Goal
Can you give all the records again without altering a single character?

** Start Input records **

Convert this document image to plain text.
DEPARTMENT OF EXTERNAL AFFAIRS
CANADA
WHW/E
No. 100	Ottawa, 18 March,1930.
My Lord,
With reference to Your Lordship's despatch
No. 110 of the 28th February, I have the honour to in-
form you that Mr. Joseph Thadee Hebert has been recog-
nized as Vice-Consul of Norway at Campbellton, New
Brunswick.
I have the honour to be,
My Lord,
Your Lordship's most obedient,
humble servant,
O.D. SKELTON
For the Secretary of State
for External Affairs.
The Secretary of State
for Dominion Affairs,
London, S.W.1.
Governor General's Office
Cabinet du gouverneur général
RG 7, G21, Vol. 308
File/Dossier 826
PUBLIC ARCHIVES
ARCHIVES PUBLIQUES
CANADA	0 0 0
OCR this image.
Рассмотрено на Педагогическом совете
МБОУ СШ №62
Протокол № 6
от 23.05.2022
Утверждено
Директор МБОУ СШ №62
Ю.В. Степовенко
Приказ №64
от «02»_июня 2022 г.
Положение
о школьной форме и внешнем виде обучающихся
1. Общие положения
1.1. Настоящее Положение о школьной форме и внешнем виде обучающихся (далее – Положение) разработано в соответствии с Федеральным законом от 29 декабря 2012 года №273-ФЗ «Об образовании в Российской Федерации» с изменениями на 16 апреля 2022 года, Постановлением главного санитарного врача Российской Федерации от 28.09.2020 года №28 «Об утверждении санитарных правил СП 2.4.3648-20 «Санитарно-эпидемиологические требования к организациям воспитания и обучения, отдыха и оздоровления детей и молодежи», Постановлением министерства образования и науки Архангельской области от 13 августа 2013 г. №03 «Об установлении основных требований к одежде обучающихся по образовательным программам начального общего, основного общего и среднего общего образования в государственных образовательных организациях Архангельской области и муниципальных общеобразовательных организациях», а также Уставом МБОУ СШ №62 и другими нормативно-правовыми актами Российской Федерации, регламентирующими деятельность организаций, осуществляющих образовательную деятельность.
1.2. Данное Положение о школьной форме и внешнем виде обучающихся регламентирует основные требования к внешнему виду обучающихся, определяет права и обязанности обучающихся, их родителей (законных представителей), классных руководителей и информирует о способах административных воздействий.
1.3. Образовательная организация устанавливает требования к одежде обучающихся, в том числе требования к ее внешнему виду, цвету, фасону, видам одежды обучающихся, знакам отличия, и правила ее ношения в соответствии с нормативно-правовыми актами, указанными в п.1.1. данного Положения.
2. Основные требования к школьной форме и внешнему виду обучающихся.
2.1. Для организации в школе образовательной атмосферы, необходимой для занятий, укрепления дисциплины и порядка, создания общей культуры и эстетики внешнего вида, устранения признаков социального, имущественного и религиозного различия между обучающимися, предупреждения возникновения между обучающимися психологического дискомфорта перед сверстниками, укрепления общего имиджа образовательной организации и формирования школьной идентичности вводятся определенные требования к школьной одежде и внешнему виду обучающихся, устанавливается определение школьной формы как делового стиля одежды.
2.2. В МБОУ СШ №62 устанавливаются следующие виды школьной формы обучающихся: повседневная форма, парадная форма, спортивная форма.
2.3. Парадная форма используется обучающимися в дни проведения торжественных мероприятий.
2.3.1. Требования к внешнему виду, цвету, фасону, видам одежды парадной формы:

** End Input records **

Output for this task
Convert this document image to plain text.
DEPARTMENT OF EXTERNAL AFFAIRS
CANADA
WHW/E
No. 100	Ottawa, 18 March,1930.
My Lord,
With reference to Your Lordship's despatch
No. 110 of the 28th February, I have the honour to in-
form you that Mr. Joseph Thadee Hebert has been recog-
nized as Vice-Consul of Norway at Campbellton, New
Brunswick.
I have the honour to be,
My Lord,
Your Lordship's most obedient,
humble servant,
O.D. SKELTON
For the Secretary of State
for External Affairs.
The Secretary of State
for Dominion Affairs,
London, S.W.1.
Governor General's Office
Cabinet du gouverneur général
RG 7, G21, Vol. 308
File/Dossier 826
PUBLIC ARCHIVES
ARCHIVES PUBLIQUES
CANADA	0 0 0
OCR this image.
Рассмотрено на Педагогическом совете
МБОУ СШ №62
Протокол № 6
от 23.05.2022
Утверждено
Директор МБОУ СШ №62
Ю.В. Степовенко
Приказ №64
от «02»_июня 2022 г.
Положение
о школьной форме и внешнем виде обучающихся
1. Общие положения
1.1. Настоящее Положение о школьной форме и внешнем виде обучающихся (далее – Положение) разработано в соответствии с Федеральным законом от 29 декабря 2012 года №273-ФЗ «Об образовании в Российской Федерации» с изменениями на 16 апреля 2022 года, Постановлением главного санитарного врача Российской Федерации от 28.09.2020 года №28 «Об утверждении санитарных правил СП 2.4.3648-20 «Санитарно-эпидемиологические требования к организациям воспитания и обучения, отдыха и оздоровления детей и молодежи», Постановлением министерства образования и науки Архангельской области от 13 августа 2013 г. №03 «Об установлении основных требований к одежде обучающихся по образовательным программам начального общего, основного общего и среднего общего образования в государственных образовательных организациях Архангельской области и муниципальных общеобразовательных организациях», а также Уставом МБОУ СШ №62 и другими нормативно-правовыми актами Российской Федерации, регламентирующими деятельность организаций, осуществляющих образовательную деятельность.
1.2. Данное Положение о школьной форме и внешнем виде обучающихся регламентирует основные требования к внешнему виду обучающихся, определяет права и обязанности обучающихся, их родителей (законных представителей), классных руководителей и информирует о способах административных воздействий.
1.3. Образовательная организация устанавливает требования к одежде обучающихся, в том числе требования к ее внешнему виду, цвету, фасону, видам одежды обучающихся, знакам отличия, и правила ее ношения в соответствии с нормативно-правовыми актами, указанными в п.1.1. данного Положения.
2. Основные требования к школьной форме и внешнему виду обучающихся.
2.1. Для организации в школе образовательной атмосферы, необходимой для занятий, укрепления дисциплины и порядка, создания общей культуры и эстетики внешнего вида, устранения признаков социального, имущественного и религиозного различия между обучающимися, предупреждения возникновения между обучающимися психологического дискомфорта перед сверстниками, укрепления общего имиджа образовательной организации и формирования школьной идентичности вводятся определенные требования к школьной одежде и внешнему виду обучающихся, устанавливается определение школьной формы как делового стиля одежды.
2.2. В МБОУ СШ №62 устанавливаются следующие виды школьной формы обучающихся: повседневная форма, парадная форма, спортивная форма.
2.3. Парадная форма используется обучающимися в дни проведения торжественных мероприятий.
2.3.1. Требования к внешнему виду, цвету, фасону, видам одежды парадной формы:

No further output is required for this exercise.